• Your objective
In the copy, include every entry exactly but none of the pictures.

• Records supplied
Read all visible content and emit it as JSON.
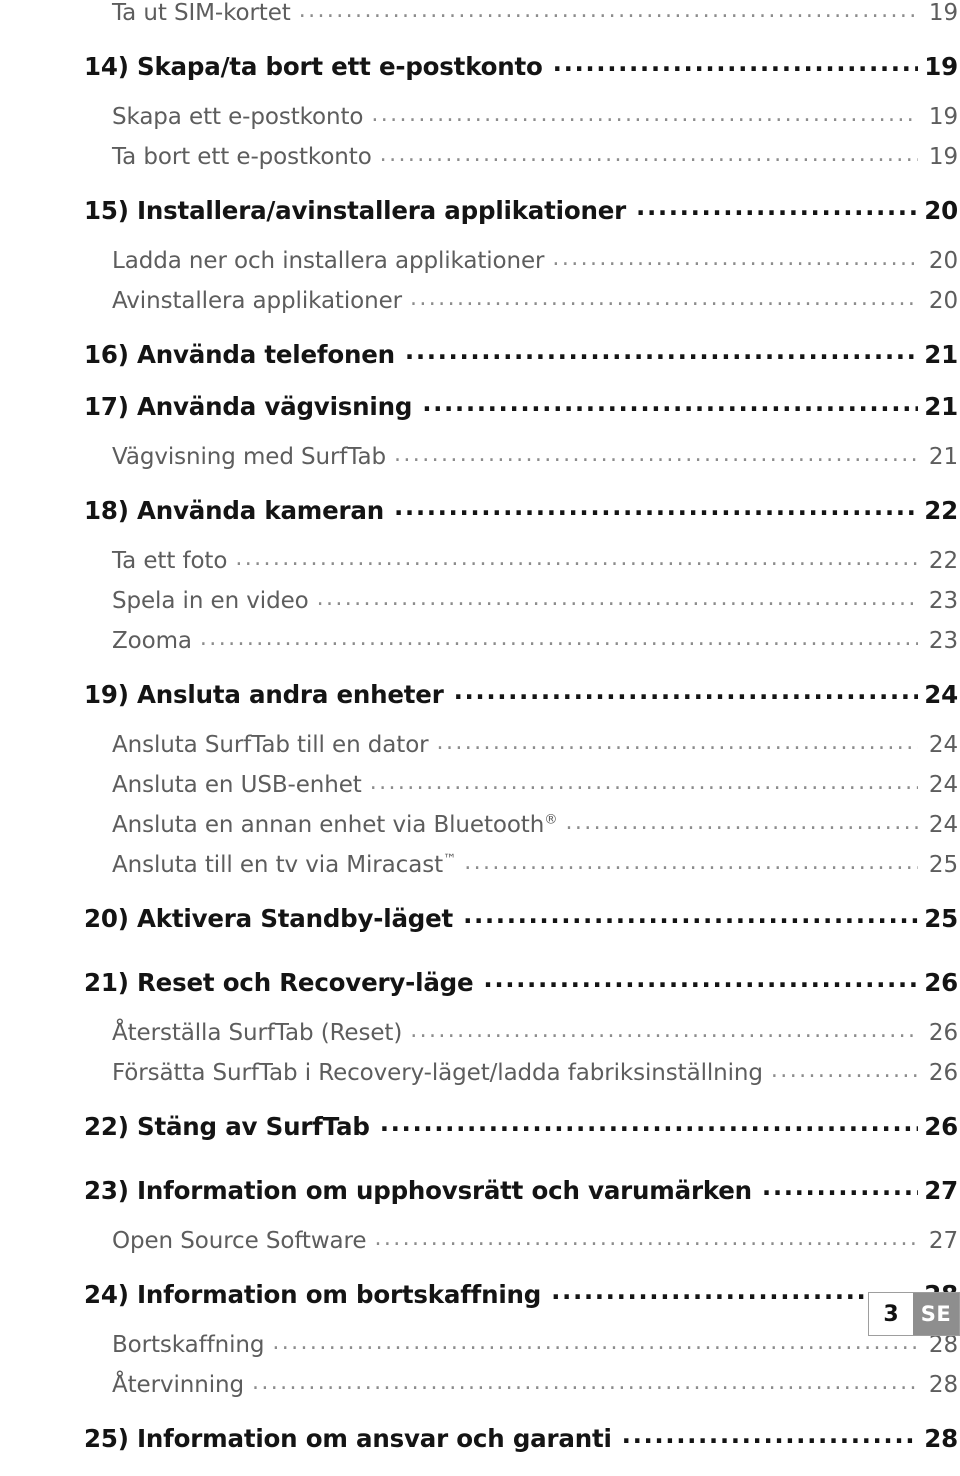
{
  "document": {
    "type": "table-of-contents",
    "language": "SE"
  },
  "entries": [
    {
      "level": 2,
      "label": "Ta ut SIM-kortet",
      "page": "19",
      "gap": false
    },
    {
      "level": 1,
      "label": "14) Skapa/ta bort ett e-postkonto",
      "page": "19",
      "gap": true
    },
    {
      "level": 2,
      "label": "Skapa ett e-postkonto",
      "page": "19",
      "gap": false
    },
    {
      "level": 2,
      "label": "Ta bort ett e-postkonto",
      "page": "19",
      "gap": false
    },
    {
      "level": 1,
      "label": "15) Installera/avinstallera applikationer",
      "page": "20",
      "gap": true
    },
    {
      "level": 2,
      "label": "Ladda ner och installera applikationer",
      "page": "20",
      "gap": false
    },
    {
      "level": 2,
      "label": "Avinstallera applikationer",
      "page": "20",
      "gap": false
    },
    {
      "level": 1,
      "label": "16) Använda telefonen",
      "page": "21",
      "gap": true
    },
    {
      "level": 1,
      "label": "17) Använda vägvisning",
      "page": "21",
      "gap": false
    },
    {
      "level": 2,
      "label": "Vägvisning med SurfTab",
      "page": "21",
      "gap": false
    },
    {
      "level": 1,
      "label": "18) Använda kameran",
      "page": "22",
      "gap": true
    },
    {
      "level": 2,
      "label": "Ta ett foto",
      "page": "22",
      "gap": false
    },
    {
      "level": 2,
      "label": "Spela in en video",
      "page": "23",
      "gap": false
    },
    {
      "level": 2,
      "label": "Zooma",
      "page": "23",
      "gap": false
    },
    {
      "level": 1,
      "label": "19) Ansluta andra enheter",
      "page": "24",
      "gap": true
    },
    {
      "level": 2,
      "label": "Ansluta SurfTab till en dator",
      "page": "24",
      "gap": false
    },
    {
      "level": 2,
      "label": "Ansluta en USB-enhet",
      "page": "24",
      "gap": false
    },
    {
      "level": 2,
      "label": "Ansluta en annan enhet via Bluetooth®",
      "page": "24",
      "gap": false,
      "sup": "®",
      "base": "Ansluta en annan enhet via Bluetooth"
    },
    {
      "level": 2,
      "label": "Ansluta till en tv via Miracast™",
      "page": "25",
      "gap": false,
      "sup": "™",
      "base": "Ansluta till en tv via Miracast"
    },
    {
      "level": 1,
      "label": "20) Aktivera Standby-läget",
      "page": "25",
      "gap": true
    },
    {
      "level": 1,
      "label": "21) Reset och Recovery-läge",
      "page": "26",
      "gap": true
    },
    {
      "level": 2,
      "label": "Återställa SurfTab (Reset)",
      "page": "26",
      "gap": false
    },
    {
      "level": 2,
      "label": "Försätta SurfTab i Recovery-läget/ladda fabriksinställning",
      "page": "26",
      "gap": false
    },
    {
      "level": 1,
      "label": "22) Stäng av SurfTab",
      "page": "26",
      "gap": true
    },
    {
      "level": 1,
      "label": "23) Information om upphovsrätt och varumärken",
      "page": "27",
      "gap": true
    },
    {
      "level": 2,
      "label": "Open Source Software",
      "page": "27",
      "gap": false
    },
    {
      "level": 1,
      "label": "24) Information om bortskaffning",
      "page": "28",
      "gap": true
    },
    {
      "level": 2,
      "label": "Bortskaffning",
      "page": "28",
      "gap": false
    },
    {
      "level": 2,
      "label": "Återvinning",
      "page": "28",
      "gap": false
    },
    {
      "level": 1,
      "label": "25) Information om ansvar och garanti",
      "page": "28",
      "gap": true
    }
  ],
  "footer": {
    "page_number": "3",
    "language_code": "SE",
    "rule_style": "dotted"
  },
  "colors": {
    "heading_text": "#141414",
    "subitem_text": "#5d5d5d",
    "leader_dots": "#8c8c8c",
    "badge_lang_bg": "#8e8e8e",
    "badge_border": "#9e9e9e"
  }
}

• Result below
Read all visible content and emit it as JSON.
{
  "document": {
    "type": "table-of-contents",
    "language": "SE"
  },
  "entries": [
    {
      "level": 2,
      "label": "Ta ut SIM-kortet",
      "page": "19",
      "gap": false
    },
    {
      "level": 1,
      "label": "14) Skapa/ta bort ett e-postkonto",
      "page": "19",
      "gap": true
    },
    {
      "level": 2,
      "label": "Skapa ett e-postkonto",
      "page": "19",
      "gap": false
    },
    {
      "level": 2,
      "label": "Ta bort ett e-postkonto",
      "page": "19",
      "gap": false
    },
    {
      "level": 1,
      "label": "15) Installera/avinstallera applikationer",
      "page": "20",
      "gap": true
    },
    {
      "level": 2,
      "label": "Ladda ner och installera applikationer",
      "page": "20",
      "gap": false
    },
    {
      "level": 2,
      "label": "Avinstallera applikationer",
      "page": "20",
      "gap": false
    },
    {
      "level": 1,
      "label": "16) Använda telefonen",
      "page": "21",
      "gap": true
    },
    {
      "level": 1,
      "label": "17) Använda vägvisning",
      "page": "21",
      "gap": false
    },
    {
      "level": 2,
      "label": "Vägvisning med SurfTab",
      "page": "21",
      "gap": false
    },
    {
      "level": 1,
      "label": "18) Använda kameran",
      "page": "22",
      "gap": true
    },
    {
      "level": 2,
      "label": "Ta ett foto",
      "page": "22",
      "gap": false
    },
    {
      "level": 2,
      "label": "Spela in en video",
      "page": "23",
      "gap": false
    },
    {
      "level": 2,
      "label": "Zooma",
      "page": "23",
      "gap": false
    },
    {
      "level": 1,
      "label": "19) Ansluta andra enheter",
      "page": "24",
      "gap": true
    },
    {
      "level": 2,
      "label": "Ansluta SurfTab till en dator",
      "page": "24",
      "gap": false
    },
    {
      "level": 2,
      "label": "Ansluta en USB-enhet",
      "page": "24",
      "gap": false
    },
    {
      "level": 2,
      "label": "Ansluta en annan enhet via Bluetooth®",
      "page": "24",
      "gap": false,
      "sup": "®",
      "base": "Ansluta en annan enhet via Bluetooth"
    },
    {
      "level": 2,
      "label": "Ansluta till en tv via Miracast™",
      "page": "25",
      "gap": false,
      "sup": "™",
      "base": "Ansluta till en tv via Miracast"
    },
    {
      "level": 1,
      "label": "20) Aktivera Standby-läget",
      "page": "25",
      "gap": true
    },
    {
      "level": 1,
      "label": "21) Reset och Recovery-läge",
      "page": "26",
      "gap": true
    },
    {
      "level": 2,
      "label": "Återställa SurfTab (Reset)",
      "page": "26",
      "gap": false
    },
    {
      "level": 2,
      "label": "Försätta SurfTab i Recovery-läget/ladda fabriksinställning",
      "page": "26",
      "gap": false
    },
    {
      "level": 1,
      "label": "22) Stäng av SurfTab",
      "page": "26",
      "gap": true
    },
    {
      "level": 1,
      "label": "23) Information om upphovsrätt och varumärken",
      "page": "27",
      "gap": true
    },
    {
      "level": 2,
      "label": "Open Source Software",
      "page": "27",
      "gap": false
    },
    {
      "level": 1,
      "label": "24) Information om bortskaffning",
      "page": "28",
      "gap": true
    },
    {
      "level": 2,
      "label": "Bortskaffning",
      "page": "28",
      "gap": false
    },
    {
      "level": 2,
      "label": "Återvinning",
      "page": "28",
      "gap": false
    },
    {
      "level": 1,
      "label": "25) Information om ansvar och garanti",
      "page": "28",
      "gap": true
    }
  ],
  "footer": {
    "page_number": "3",
    "language_code": "SE",
    "rule_style": "dotted"
  },
  "colors": {
    "heading_text": "#141414",
    "subitem_text": "#5d5d5d",
    "leader_dots": "#8c8c8c",
    "badge_lang_bg": "#8e8e8e",
    "badge_border": "#9e9e9e"
  }
}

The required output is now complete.